* _PROBLEM REQUIREMENTS_
Reproduce all of the data below without alteration; exclude every picture.
-*-*-
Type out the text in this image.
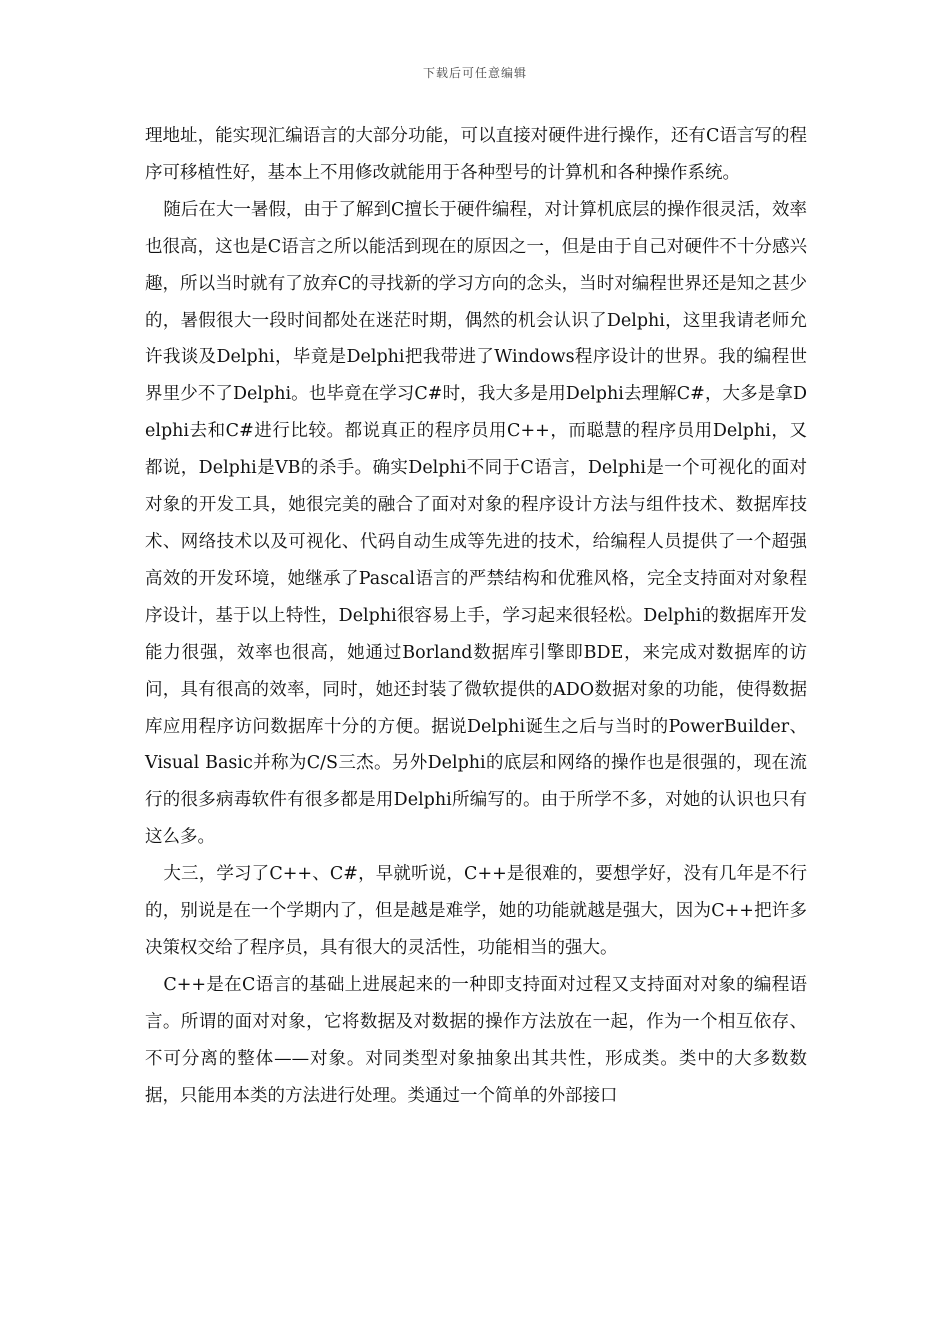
下载后可任意编辑

理地址，能实现汇编语言的大部分功能，可以直接对硬件进行操作，还有C语言写的程序可移植性好，基本上不用修改就能用于各种型号的计算机和各种操作系统。

随后在大一暑假，由于了解到C擅长于硬件编程，对计算机底层的操作很灵活，效率也很高，这也是C语言之所以能活到现在的原因之一，但是由于自己对硬件不十分感兴趣，所以当时就有了放弃C的寻找新的学习方向的念头，当时对编程世界还是知之甚少的，暑假很大一段时间都处在迷茫时期，偶然的机会认识了Delphi，这里我请老师允许我谈及Delphi，毕竟是Delphi把我带进了Windows程序设计的世界。我的编程世界里少不了Delphi。也毕竟在学习C#时，我大多是用Delphi去理解C#，大多是拿Delphi去和C#进行比较。都说真正的程序员用C++，而聪慧的程序员用Delphi，又都说，Delphi是VB的杀手。确实Delphi不同于C语言，Delphi是一个可视化的面对对象的开发工具，她很完美的融合了面对对象的程序设计方法与组件技术、数据库技术、网络技术以及可视化、代码自动生成等先进的技术，给编程人员提供了一个超强高效的开发环境，她继承了Pascal语言的严禁结构和优雅风格，完全支持面对对象程序设计，基于以上特性，Delphi很容易上手，学习起来很轻松。Delphi的数据库开发能力很强，效率也很高，她通过Borland数据库引擎即BDE，来完成对数据库的访问，具有很高的效率，同时，她还封装了微软提供的ADO数据对象的功能，使得数据库应用程序访问数据库十分的方便。据说Delphi诞生之后与当时的PowerBuilder、Visual Basic并称为C/S三杰。另外Delphi的底层和网络的操作也是很强的，现在流行的很多病毒软件有很多都是用Delphi所编写的。由于所学不多，对她的认识也只有这么多。

大三，学习了C++、C#，早就听说，C++是很难的，要想学好，没有几年是不行的，别说是在一个学期内了，但是越是难学，她的功能就越是强大，因为C++把许多决策权交给了程序员，具有很大的灵活性，功能相当的强大。

C++是在C语言的基础上进展起来的一种即支持面对过程又支持面对对象的编程语言。所谓的面对对象，它将数据及对数据的操作方法放在一起，作为一个相互依存、不可分离的整体——对象。对同类型对象抽象出其共性，形成类。类中的大多数数据，只能用本类的方法进行处理。类通过一个简单的外部接口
-*-*-
* _OUTPUT_
Type out the text in this image.
下载后可任意编辑

理地址，能实现汇编语言的大部分功能，可以直接对硬件进行操作，还有C语言写的程序可移植性好，基本上不用修改就能用于各种型号的计算机和各种操作系统。

随后在大一暑假，由于了解到C擅长于硬件编程，对计算机底层的操作很灵活，效率也很高，这也是C语言之所以能活到现在的原因之一，但是由于自己对硬件不十分感兴趣，所以当时就有了放弃C的寻找新的学习方向的念头，当时对编程世界还是知之甚少的，暑假很大一段时间都处在迷茫时期，偶然的机会认识了Delphi，这里我请老师允许我谈及Delphi，毕竟是Delphi把我带进了Windows程序设计的世界。我的编程世界里少不了Delphi。也毕竟在学习C#时，我大多是用Delphi去理解C#，大多是拿Delphi去和C#进行比较。都说真正的程序员用C++，而聪慧的程序员用Delphi，又都说，Delphi是VB的杀手。确实Delphi不同于C语言，Delphi是一个可视化的面对对象的开发工具，她很完美的融合了面对对象的程序设计方法与组件技术、数据库技术、网络技术以及可视化、代码自动生成等先进的技术，给编程人员提供了一个超强高效的开发环境，她继承了Pascal语言的严禁结构和优雅风格，完全支持面对对象程序设计，基于以上特性，Delphi很容易上手，学习起来很轻松。Delphi的数据库开发能力很强，效率也很高，她通过Borland数据库引擎即BDE，来完成对数据库的访问，具有很高的效率，同时，她还封装了微软提供的ADO数据对象的功能，使得数据库应用程序访问数据库十分的方便。据说Delphi诞生之后与当时的PowerBuilder、Visual Basic并称为C/S三杰。另外Delphi的底层和网络的操作也是很强的，现在流行的很多病毒软件有很多都是用Delphi所编写的。由于所学不多，对她的认识也只有这么多。

大三，学习了C++、C#，早就听说，C++是很难的，要想学好，没有几年是不行的，别说是在一个学期内了，但是越是难学，她的功能就越是强大，因为C++把许多决策权交给了程序员，具有很大的灵活性，功能相当的强大。

C++是在C语言的基础上进展起来的一种即支持面对过程又支持面对对象的编程语言。所谓的面对对象，它将数据及对数据的操作方法放在一起，作为一个相互依存、不可分离的整体——对象。对同类型对象抽象出其共性，形成类。类中的大多数数据，只能用本类的方法进行处理。类通过一个简单的外部接口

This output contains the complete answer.